A picture-free, exact transcript of the entries below is required.

### RECORDS FOR THE TASK
----------------------------------------

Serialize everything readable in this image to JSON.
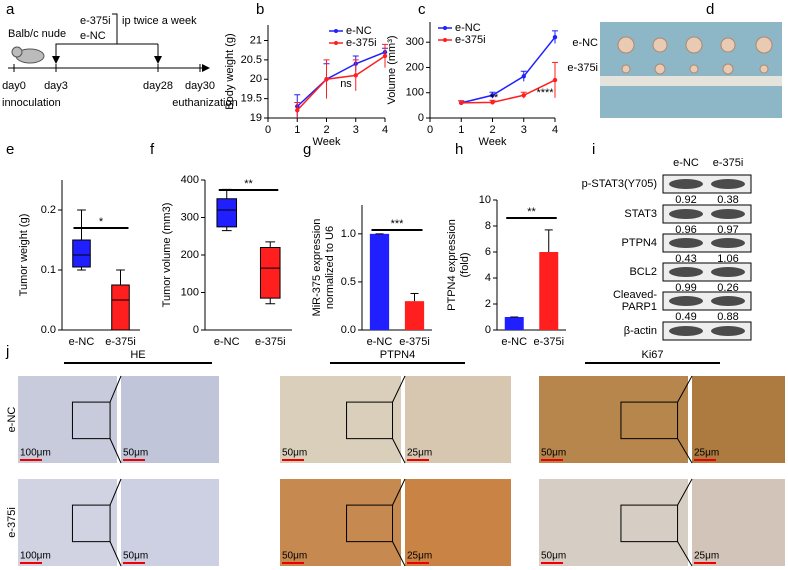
{
  "panel_labels": [
    "a",
    "b",
    "c",
    "d",
    "e",
    "f",
    "g",
    "h",
    "i",
    "j"
  ],
  "schema": {
    "mouse": "Balb/c nude",
    "groups": [
      "e-375i",
      "e-NC"
    ],
    "treatment": "ip twice a week",
    "days": [
      "day0",
      "day3",
      "day28",
      "day30"
    ],
    "events": [
      "innoculation",
      "euthanization"
    ]
  },
  "photo": {
    "rows": [
      "e-NC",
      "e-375i"
    ]
  },
  "chart_data": [
    {
      "type": "line",
      "ylabel": "Body weight (g)",
      "xlabel": "Week",
      "x": [
        1,
        2,
        3,
        4
      ],
      "xlim": [
        0,
        4
      ],
      "xticks": [
        0,
        1,
        2,
        3,
        4
      ],
      "ylim": [
        19,
        21.4
      ],
      "yticks": [
        19,
        19.5,
        20,
        20.5,
        21
      ],
      "legend": "upper right",
      "series": [
        {
          "name": "e-NC",
          "color": "#1f1fff",
          "values": [
            19.3,
            20.0,
            20.4,
            20.7
          ],
          "errors": [
            0.3,
            0.4,
            0.2,
            0.1
          ]
        },
        {
          "name": "e-375i",
          "color": "#ff1f1f",
          "values": [
            19.2,
            20.0,
            20.1,
            20.6
          ],
          "errors": [
            0.2,
            0.5,
            0.4,
            0.3
          ]
        }
      ],
      "annotations": [
        "ns"
      ]
    },
    {
      "type": "line",
      "ylabel": "Volume (mm³)",
      "xlabel": "Week",
      "x": [
        1,
        2,
        3,
        4
      ],
      "xlim": [
        0,
        4
      ],
      "xticks": [
        0,
        1,
        2,
        3,
        4
      ],
      "ylim": [
        0,
        380
      ],
      "yticks": [
        0,
        100,
        200,
        300
      ],
      "legend": "upper left",
      "series": [
        {
          "name": "e-NC",
          "color": "#1f1fff",
          "values": [
            60,
            90,
            165,
            320
          ],
          "errors": [
            8,
            12,
            20,
            25
          ]
        },
        {
          "name": "e-375i",
          "color": "#ff1f1f",
          "values": [
            60,
            62,
            90,
            150
          ],
          "errors": [
            8,
            8,
            12,
            70
          ]
        }
      ],
      "annotations": [
        "**",
        "****"
      ]
    },
    {
      "type": "box",
      "ylabel": "Tumor weight (g)",
      "categories": [
        "e-NC",
        "e-375i"
      ],
      "colors": [
        "#1f1fff",
        "#ff1f1f"
      ],
      "ylim": [
        0,
        0.25
      ],
      "yticks": [
        {
          "value": 0,
          "label": "0.0"
        },
        0.1,
        0.2
      ],
      "boxes": [
        {
          "whislo": 0.1,
          "q1": 0.105,
          "med": 0.125,
          "q3": 0.15,
          "whishi": 0.2
        },
        {
          "whislo": 0.0,
          "q1": 0.0,
          "med": 0.05,
          "q3": 0.075,
          "whishi": 0.1
        }
      ],
      "annotations": [
        "*"
      ]
    },
    {
      "type": "box",
      "ylabel": "Tumor volume (mm3)",
      "categories": [
        "e-NC",
        "e-375i"
      ],
      "colors": [
        "#1f1fff",
        "#ff1f1f"
      ],
      "ylim": [
        0,
        400
      ],
      "yticks": [
        0,
        100,
        200,
        300,
        400
      ],
      "boxes": [
        {
          "whislo": 265,
          "q1": 275,
          "med": 320,
          "q3": 350,
          "whishi": 375
        },
        {
          "whislo": 70,
          "q1": 85,
          "med": 165,
          "q3": 220,
          "whishi": 235
        }
      ],
      "annotations": [
        "**"
      ]
    },
    {
      "type": "bar",
      "ylabel": [
        "MiR-375 expression",
        "normalized to U6"
      ],
      "categories": [
        "e-NC",
        "e-375i"
      ],
      "colors": [
        "#1f1fff",
        "#ff1f1f"
      ],
      "ylim": [
        0,
        1.3
      ],
      "yticks": [
        {
          "value": 0,
          "label": "0.0"
        },
        0.5,
        {
          "value": 1,
          "label": "1.0"
        }
      ],
      "values": [
        1.0,
        0.3
      ],
      "errors": [
        0,
        0.08
      ],
      "annotations": [
        "***"
      ]
    },
    {
      "type": "bar",
      "ylabel": [
        "PTPN4 expression",
        "(fold)"
      ],
      "categories": [
        "e-NC",
        "e-375i"
      ],
      "colors": [
        "#1f1fff",
        "#ff1f1f"
      ],
      "ylim": [
        0,
        10
      ],
      "yticks": [
        0,
        2,
        4,
        6,
        8,
        10
      ],
      "values": [
        1,
        6
      ],
      "errors": [
        0,
        1.7
      ],
      "annotations": [
        "**"
      ]
    }
  ],
  "western_blot": {
    "columns": [
      "e-NC",
      "e-375i"
    ],
    "rows": [
      {
        "label": "p-STAT3(Y705)",
        "values": [
          0.92,
          0.38
        ]
      },
      {
        "label": "STAT3",
        "values": [
          0.96,
          0.97
        ]
      },
      {
        "label": "PTPN4",
        "values": [
          0.43,
          1.06
        ]
      },
      {
        "label": "BCL2",
        "values": [
          0.99,
          0.26
        ]
      },
      {
        "label": [
          "Cleaved-",
          "PARP1"
        ],
        "values": [
          0.49,
          0.88
        ]
      },
      {
        "label": "β-actin"
      }
    ]
  },
  "histology": {
    "rows": [
      "e-NC",
      "e-375i"
    ],
    "stains": [
      {
        "name": "HE",
        "scale_bars": [
          [
            "100μm",
            "50μm"
          ],
          [
            "100μm",
            "50μm"
          ]
        ]
      },
      {
        "name": "PTPN4",
        "scale_bars": [
          [
            "50μm",
            "25μm"
          ],
          [
            "50μm",
            "25μm"
          ]
        ]
      },
      {
        "name": "Ki67",
        "scale_bars": [
          [
            "50μm",
            "25μm"
          ],
          [
            "50μm",
            "25μm"
          ]
        ]
      }
    ]
  }
}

----------------------------------------

### COMPLETED EXERCISE
Serialize everything readable in this image to JSON.
{
  "panel_labels": [
    "a",
    "b",
    "c",
    "d",
    "e",
    "f",
    "g",
    "h",
    "i",
    "j"
  ],
  "schema": {
    "mouse": "Balb/c nude",
    "groups": [
      "e-375i",
      "e-NC"
    ],
    "treatment": "ip twice a week",
    "days": [
      "day0",
      "day3",
      "day28",
      "day30"
    ],
    "events": [
      "innoculation",
      "euthanization"
    ]
  },
  "photo": {
    "rows": [
      "e-NC",
      "e-375i"
    ]
  },
  "chart_data": [
    {
      "type": "line",
      "ylabel": "Body weight (g)",
      "xlabel": "Week",
      "x": [
        1,
        2,
        3,
        4
      ],
      "xlim": [
        0,
        4
      ],
      "xticks": [
        0,
        1,
        2,
        3,
        4
      ],
      "ylim": [
        19,
        21.4
      ],
      "yticks": [
        19,
        19.5,
        20,
        20.5,
        21
      ],
      "legend": "upper right",
      "series": [
        {
          "name": "e-NC",
          "color": "#1f1fff",
          "values": [
            19.3,
            20.0,
            20.4,
            20.7
          ],
          "errors": [
            0.3,
            0.4,
            0.2,
            0.1
          ]
        },
        {
          "name": "e-375i",
          "color": "#ff1f1f",
          "values": [
            19.2,
            20.0,
            20.1,
            20.6
          ],
          "errors": [
            0.2,
            0.5,
            0.4,
            0.3
          ]
        }
      ],
      "annotations": [
        "ns"
      ]
    },
    {
      "type": "line",
      "ylabel": "Volume (mm³)",
      "xlabel": "Week",
      "x": [
        1,
        2,
        3,
        4
      ],
      "xlim": [
        0,
        4
      ],
      "xticks": [
        0,
        1,
        2,
        3,
        4
      ],
      "ylim": [
        0,
        380
      ],
      "yticks": [
        0,
        100,
        200,
        300
      ],
      "legend": "upper left",
      "series": [
        {
          "name": "e-NC",
          "color": "#1f1fff",
          "values": [
            60,
            90,
            165,
            320
          ],
          "errors": [
            8,
            12,
            20,
            25
          ]
        },
        {
          "name": "e-375i",
          "color": "#ff1f1f",
          "values": [
            60,
            62,
            90,
            150
          ],
          "errors": [
            8,
            8,
            12,
            70
          ]
        }
      ],
      "annotations": [
        "**",
        "****"
      ]
    },
    {
      "type": "box",
      "ylabel": "Tumor weight (g)",
      "categories": [
        "e-NC",
        "e-375i"
      ],
      "colors": [
        "#1f1fff",
        "#ff1f1f"
      ],
      "ylim": [
        0,
        0.25
      ],
      "yticks": [
        {
          "value": 0,
          "label": "0.0"
        },
        0.1,
        0.2
      ],
      "boxes": [
        {
          "whislo": 0.1,
          "q1": 0.105,
          "med": 0.125,
          "q3": 0.15,
          "whishi": 0.2
        },
        {
          "whislo": 0.0,
          "q1": 0.0,
          "med": 0.05,
          "q3": 0.075,
          "whishi": 0.1
        }
      ],
      "annotations": [
        "*"
      ]
    },
    {
      "type": "box",
      "ylabel": "Tumor volume (mm3)",
      "categories": [
        "e-NC",
        "e-375i"
      ],
      "colors": [
        "#1f1fff",
        "#ff1f1f"
      ],
      "ylim": [
        0,
        400
      ],
      "yticks": [
        0,
        100,
        200,
        300,
        400
      ],
      "boxes": [
        {
          "whislo": 265,
          "q1": 275,
          "med": 320,
          "q3": 350,
          "whishi": 375
        },
        {
          "whislo": 70,
          "q1": 85,
          "med": 165,
          "q3": 220,
          "whishi": 235
        }
      ],
      "annotations": [
        "**"
      ]
    },
    {
      "type": "bar",
      "ylabel": [
        "MiR-375 expression",
        "normalized to U6"
      ],
      "categories": [
        "e-NC",
        "e-375i"
      ],
      "colors": [
        "#1f1fff",
        "#ff1f1f"
      ],
      "ylim": [
        0,
        1.3
      ],
      "yticks": [
        {
          "value": 0,
          "label": "0.0"
        },
        0.5,
        {
          "value": 1,
          "label": "1.0"
        }
      ],
      "values": [
        1.0,
        0.3
      ],
      "errors": [
        0,
        0.08
      ],
      "annotations": [
        "***"
      ]
    },
    {
      "type": "bar",
      "ylabel": [
        "PTPN4 expression",
        "(fold)"
      ],
      "categories": [
        "e-NC",
        "e-375i"
      ],
      "colors": [
        "#1f1fff",
        "#ff1f1f"
      ],
      "ylim": [
        0,
        10
      ],
      "yticks": [
        0,
        2,
        4,
        6,
        8,
        10
      ],
      "values": [
        1,
        6
      ],
      "errors": [
        0,
        1.7
      ],
      "annotations": [
        "**"
      ]
    }
  ],
  "western_blot": {
    "columns": [
      "e-NC",
      "e-375i"
    ],
    "rows": [
      {
        "label": "p-STAT3(Y705)",
        "values": [
          0.92,
          0.38
        ]
      },
      {
        "label": "STAT3",
        "values": [
          0.96,
          0.97
        ]
      },
      {
        "label": "PTPN4",
        "values": [
          0.43,
          1.06
        ]
      },
      {
        "label": "BCL2",
        "values": [
          0.99,
          0.26
        ]
      },
      {
        "label": [
          "Cleaved-",
          "PARP1"
        ],
        "values": [
          0.49,
          0.88
        ]
      },
      {
        "label": "β-actin"
      }
    ]
  },
  "histology": {
    "rows": [
      "e-NC",
      "e-375i"
    ],
    "stains": [
      {
        "name": "HE",
        "scale_bars": [
          [
            "100μm",
            "50μm"
          ],
          [
            "100μm",
            "50μm"
          ]
        ]
      },
      {
        "name": "PTPN4",
        "scale_bars": [
          [
            "50μm",
            "25μm"
          ],
          [
            "50μm",
            "25μm"
          ]
        ]
      },
      {
        "name": "Ki67",
        "scale_bars": [
          [
            "50μm",
            "25μm"
          ],
          [
            "50μm",
            "25μm"
          ]
        ]
      }
    ]
  }
}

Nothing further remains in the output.